### Aim of the task
Look for the string "this" and copy every line that has it.

### Dataset

################

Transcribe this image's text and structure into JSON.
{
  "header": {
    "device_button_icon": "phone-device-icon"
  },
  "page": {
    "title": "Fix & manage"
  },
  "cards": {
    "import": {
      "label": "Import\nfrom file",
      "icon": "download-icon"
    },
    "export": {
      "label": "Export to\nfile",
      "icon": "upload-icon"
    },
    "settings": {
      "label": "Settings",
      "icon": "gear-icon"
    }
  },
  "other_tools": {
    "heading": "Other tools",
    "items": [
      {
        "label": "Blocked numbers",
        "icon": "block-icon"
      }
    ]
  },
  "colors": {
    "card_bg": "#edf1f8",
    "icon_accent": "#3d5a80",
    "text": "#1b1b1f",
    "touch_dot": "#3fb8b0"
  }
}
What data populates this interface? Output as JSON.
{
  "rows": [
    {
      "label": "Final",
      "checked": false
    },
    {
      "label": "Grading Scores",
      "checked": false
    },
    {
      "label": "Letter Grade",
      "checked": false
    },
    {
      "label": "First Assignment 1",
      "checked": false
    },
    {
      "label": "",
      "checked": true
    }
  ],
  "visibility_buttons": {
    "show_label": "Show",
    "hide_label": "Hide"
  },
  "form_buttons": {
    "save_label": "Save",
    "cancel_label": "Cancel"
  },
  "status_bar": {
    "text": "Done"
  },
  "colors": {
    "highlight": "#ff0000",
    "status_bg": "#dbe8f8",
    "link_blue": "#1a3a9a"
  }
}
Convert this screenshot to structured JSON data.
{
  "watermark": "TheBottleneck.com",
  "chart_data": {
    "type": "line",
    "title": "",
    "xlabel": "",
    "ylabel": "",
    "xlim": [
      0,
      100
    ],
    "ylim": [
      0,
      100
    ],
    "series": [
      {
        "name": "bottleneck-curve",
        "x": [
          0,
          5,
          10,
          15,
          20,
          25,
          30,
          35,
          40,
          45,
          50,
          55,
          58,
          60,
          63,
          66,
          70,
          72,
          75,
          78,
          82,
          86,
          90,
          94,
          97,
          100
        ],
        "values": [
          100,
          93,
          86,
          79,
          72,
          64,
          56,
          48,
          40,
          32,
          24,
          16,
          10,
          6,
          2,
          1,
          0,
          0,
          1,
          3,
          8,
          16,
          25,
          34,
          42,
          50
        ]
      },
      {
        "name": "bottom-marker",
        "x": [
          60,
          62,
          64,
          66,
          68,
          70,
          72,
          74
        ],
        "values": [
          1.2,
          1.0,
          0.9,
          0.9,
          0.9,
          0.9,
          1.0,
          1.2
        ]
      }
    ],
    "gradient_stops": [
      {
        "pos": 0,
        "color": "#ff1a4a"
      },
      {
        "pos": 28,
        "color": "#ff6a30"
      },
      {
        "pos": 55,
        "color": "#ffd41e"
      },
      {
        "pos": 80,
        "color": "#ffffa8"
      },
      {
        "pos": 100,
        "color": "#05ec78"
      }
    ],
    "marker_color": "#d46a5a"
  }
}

################

### Task result
Transcribe this image's text and structure into JSON.
What data populates this interface? Output as JSON.
Convert this screenshot to structured JSON data.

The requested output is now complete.